▶ [Work required]: Sift the listing for lines that hold the string "Speculators" and pull them out.
— start of Records shown —
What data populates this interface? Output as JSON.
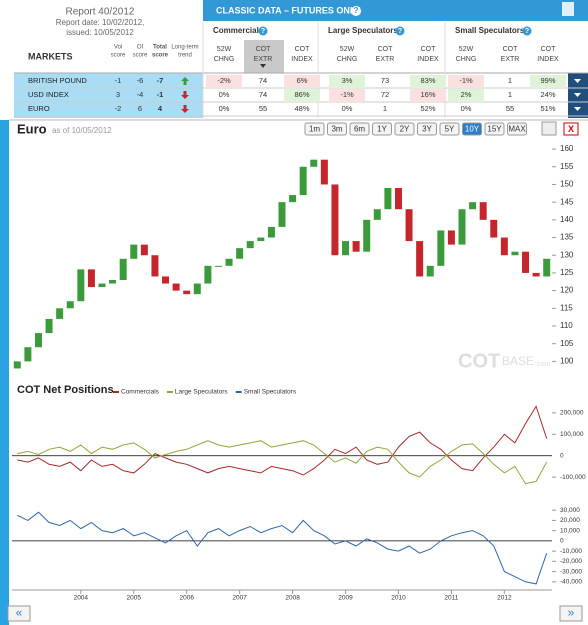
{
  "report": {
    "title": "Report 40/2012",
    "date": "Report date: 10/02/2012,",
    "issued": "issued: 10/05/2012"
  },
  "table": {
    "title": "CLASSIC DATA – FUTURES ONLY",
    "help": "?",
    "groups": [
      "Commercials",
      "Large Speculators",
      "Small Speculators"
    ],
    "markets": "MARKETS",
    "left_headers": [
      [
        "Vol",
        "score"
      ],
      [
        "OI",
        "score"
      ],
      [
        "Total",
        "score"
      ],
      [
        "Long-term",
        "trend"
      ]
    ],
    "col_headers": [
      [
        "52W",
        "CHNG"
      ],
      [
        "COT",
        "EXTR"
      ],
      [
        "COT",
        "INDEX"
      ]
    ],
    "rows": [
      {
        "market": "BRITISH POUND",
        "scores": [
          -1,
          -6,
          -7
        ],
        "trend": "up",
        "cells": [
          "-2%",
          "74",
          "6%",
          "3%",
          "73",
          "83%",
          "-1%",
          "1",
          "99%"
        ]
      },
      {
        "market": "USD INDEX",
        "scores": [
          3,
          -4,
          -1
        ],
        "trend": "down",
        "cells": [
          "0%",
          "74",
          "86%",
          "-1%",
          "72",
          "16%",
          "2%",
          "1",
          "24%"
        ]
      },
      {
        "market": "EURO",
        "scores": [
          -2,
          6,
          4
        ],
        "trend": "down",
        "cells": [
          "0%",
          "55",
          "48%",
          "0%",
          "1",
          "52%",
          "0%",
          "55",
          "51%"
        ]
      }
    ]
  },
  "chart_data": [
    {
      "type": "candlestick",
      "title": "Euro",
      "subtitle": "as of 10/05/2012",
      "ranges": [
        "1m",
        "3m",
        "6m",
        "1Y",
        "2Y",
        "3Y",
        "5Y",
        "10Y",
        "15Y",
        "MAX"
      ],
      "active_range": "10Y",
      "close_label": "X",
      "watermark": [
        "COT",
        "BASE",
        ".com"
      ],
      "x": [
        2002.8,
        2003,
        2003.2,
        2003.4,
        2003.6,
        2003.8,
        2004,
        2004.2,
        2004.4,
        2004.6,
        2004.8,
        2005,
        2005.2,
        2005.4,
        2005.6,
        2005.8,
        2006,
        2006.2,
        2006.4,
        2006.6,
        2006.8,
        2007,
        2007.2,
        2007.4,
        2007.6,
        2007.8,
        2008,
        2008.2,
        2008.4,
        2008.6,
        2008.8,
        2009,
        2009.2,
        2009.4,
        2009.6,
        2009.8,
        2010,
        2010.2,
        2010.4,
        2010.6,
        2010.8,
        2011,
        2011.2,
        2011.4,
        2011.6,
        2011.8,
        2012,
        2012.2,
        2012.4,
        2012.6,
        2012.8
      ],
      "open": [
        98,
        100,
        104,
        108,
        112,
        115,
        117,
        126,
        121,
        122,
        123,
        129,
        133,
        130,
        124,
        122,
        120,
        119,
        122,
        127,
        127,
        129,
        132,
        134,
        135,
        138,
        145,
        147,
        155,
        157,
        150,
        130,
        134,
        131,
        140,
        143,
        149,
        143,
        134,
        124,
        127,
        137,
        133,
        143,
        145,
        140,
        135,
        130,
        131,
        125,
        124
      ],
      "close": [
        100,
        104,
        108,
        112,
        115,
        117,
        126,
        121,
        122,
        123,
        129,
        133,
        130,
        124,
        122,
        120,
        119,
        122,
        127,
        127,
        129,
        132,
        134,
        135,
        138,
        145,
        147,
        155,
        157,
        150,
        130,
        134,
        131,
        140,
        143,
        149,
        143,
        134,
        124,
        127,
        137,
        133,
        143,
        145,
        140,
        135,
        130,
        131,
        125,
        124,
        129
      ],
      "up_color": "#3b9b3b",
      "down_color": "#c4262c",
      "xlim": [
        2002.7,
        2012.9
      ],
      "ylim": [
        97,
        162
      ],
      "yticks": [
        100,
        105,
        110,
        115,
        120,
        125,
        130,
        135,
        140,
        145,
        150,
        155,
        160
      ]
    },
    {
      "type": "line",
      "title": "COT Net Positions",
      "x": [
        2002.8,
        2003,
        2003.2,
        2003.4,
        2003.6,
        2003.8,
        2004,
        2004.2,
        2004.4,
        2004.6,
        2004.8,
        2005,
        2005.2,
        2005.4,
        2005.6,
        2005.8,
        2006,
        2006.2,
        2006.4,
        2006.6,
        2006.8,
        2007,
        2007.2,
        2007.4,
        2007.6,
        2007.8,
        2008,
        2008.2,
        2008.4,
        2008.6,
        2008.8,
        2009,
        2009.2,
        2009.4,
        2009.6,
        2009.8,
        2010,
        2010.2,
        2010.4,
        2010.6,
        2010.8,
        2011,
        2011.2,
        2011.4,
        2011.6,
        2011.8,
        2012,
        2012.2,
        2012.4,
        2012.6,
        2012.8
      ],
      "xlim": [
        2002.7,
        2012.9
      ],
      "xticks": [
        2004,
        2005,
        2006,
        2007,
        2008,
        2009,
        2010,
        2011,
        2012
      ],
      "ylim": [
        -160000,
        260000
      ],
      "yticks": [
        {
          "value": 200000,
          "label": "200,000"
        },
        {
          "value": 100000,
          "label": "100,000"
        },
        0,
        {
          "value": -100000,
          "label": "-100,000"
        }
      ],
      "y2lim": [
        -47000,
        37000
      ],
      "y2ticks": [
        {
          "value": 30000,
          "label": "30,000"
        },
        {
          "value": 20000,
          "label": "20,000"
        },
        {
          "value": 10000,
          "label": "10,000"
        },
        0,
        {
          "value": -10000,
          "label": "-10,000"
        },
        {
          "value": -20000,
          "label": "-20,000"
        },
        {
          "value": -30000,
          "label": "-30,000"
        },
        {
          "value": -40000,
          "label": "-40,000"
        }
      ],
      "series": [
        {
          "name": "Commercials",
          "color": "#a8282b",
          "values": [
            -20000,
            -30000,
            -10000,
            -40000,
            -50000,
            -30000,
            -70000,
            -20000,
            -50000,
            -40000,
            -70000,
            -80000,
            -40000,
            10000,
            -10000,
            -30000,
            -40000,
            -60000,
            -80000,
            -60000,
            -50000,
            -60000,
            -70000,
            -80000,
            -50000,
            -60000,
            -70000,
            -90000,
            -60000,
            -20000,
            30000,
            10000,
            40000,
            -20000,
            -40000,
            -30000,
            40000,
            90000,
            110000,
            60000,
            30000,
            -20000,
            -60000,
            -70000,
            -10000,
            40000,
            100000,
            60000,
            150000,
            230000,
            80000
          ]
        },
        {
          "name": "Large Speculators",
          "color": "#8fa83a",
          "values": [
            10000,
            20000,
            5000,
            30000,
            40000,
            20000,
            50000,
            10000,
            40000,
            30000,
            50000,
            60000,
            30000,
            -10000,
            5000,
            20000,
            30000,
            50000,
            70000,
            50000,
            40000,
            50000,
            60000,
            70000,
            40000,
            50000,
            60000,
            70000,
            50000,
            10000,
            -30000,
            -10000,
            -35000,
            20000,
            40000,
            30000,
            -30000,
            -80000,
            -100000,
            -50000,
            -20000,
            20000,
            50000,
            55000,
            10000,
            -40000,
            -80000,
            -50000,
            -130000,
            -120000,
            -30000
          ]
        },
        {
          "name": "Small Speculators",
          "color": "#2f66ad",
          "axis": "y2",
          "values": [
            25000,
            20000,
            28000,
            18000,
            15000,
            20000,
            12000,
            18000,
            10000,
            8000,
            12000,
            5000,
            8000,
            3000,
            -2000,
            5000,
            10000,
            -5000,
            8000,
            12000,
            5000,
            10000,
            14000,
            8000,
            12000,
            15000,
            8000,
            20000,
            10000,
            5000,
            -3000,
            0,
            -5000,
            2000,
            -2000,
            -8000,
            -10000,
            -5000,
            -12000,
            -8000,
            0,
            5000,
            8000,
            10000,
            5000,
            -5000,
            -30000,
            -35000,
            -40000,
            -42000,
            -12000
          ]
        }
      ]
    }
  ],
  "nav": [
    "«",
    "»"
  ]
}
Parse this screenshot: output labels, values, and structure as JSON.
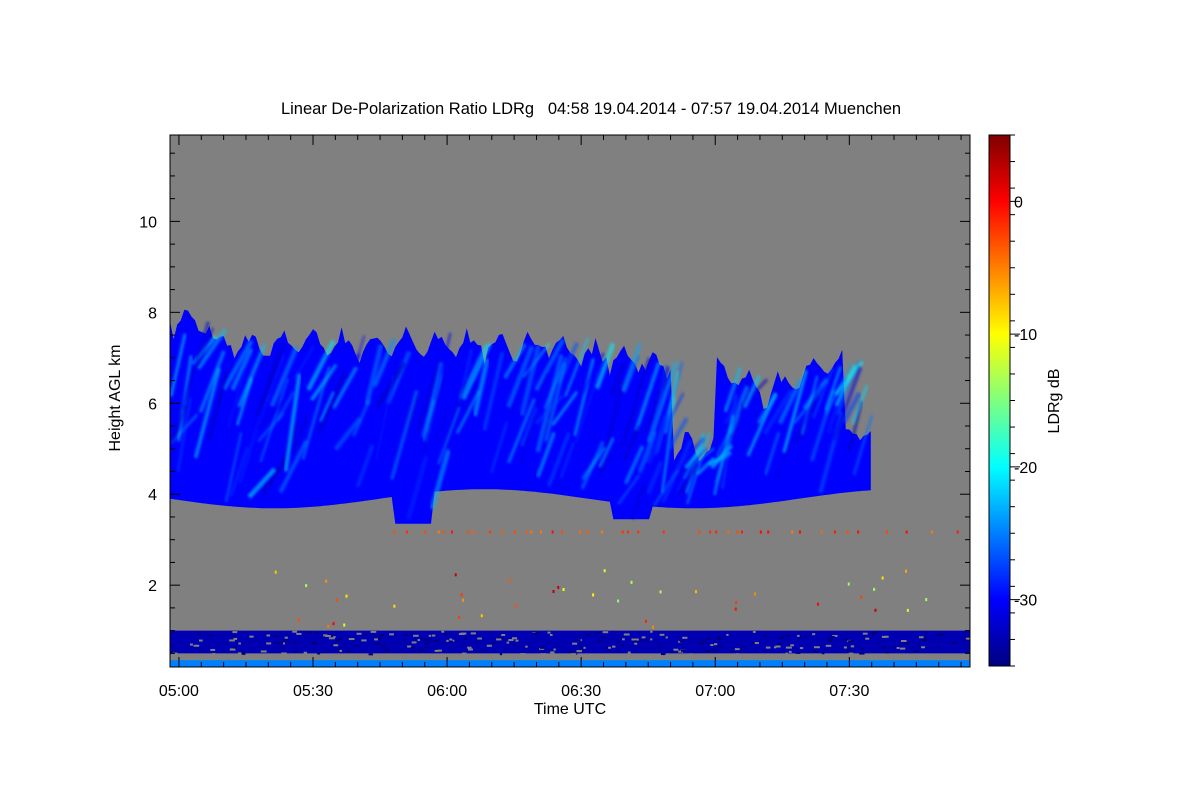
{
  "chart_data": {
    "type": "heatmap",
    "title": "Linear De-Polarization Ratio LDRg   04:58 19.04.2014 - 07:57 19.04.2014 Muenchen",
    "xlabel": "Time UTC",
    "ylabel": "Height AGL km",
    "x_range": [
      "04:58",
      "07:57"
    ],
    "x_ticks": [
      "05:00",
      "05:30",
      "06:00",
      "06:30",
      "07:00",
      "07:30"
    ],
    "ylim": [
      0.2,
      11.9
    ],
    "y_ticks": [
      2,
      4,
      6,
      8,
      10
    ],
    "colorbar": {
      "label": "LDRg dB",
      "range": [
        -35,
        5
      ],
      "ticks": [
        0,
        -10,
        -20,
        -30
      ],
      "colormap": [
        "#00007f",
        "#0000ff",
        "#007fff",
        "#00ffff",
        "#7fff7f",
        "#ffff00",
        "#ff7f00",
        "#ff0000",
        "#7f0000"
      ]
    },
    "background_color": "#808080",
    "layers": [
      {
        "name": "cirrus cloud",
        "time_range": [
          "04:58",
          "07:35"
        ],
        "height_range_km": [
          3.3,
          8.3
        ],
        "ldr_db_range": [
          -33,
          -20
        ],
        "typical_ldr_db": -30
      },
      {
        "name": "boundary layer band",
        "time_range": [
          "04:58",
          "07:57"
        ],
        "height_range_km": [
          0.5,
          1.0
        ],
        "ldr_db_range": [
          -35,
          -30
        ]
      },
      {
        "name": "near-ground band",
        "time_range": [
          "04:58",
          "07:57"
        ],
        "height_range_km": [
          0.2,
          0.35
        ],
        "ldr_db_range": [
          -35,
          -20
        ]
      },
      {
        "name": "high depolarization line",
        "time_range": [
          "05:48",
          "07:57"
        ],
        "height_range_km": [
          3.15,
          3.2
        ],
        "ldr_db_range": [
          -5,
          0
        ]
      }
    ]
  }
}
— end of Records shown —
▶ [Answer below]:
      "Large Speculators",
      "Small Speculators"
          "name": "Large Speculators",
          "name": "Small Speculators",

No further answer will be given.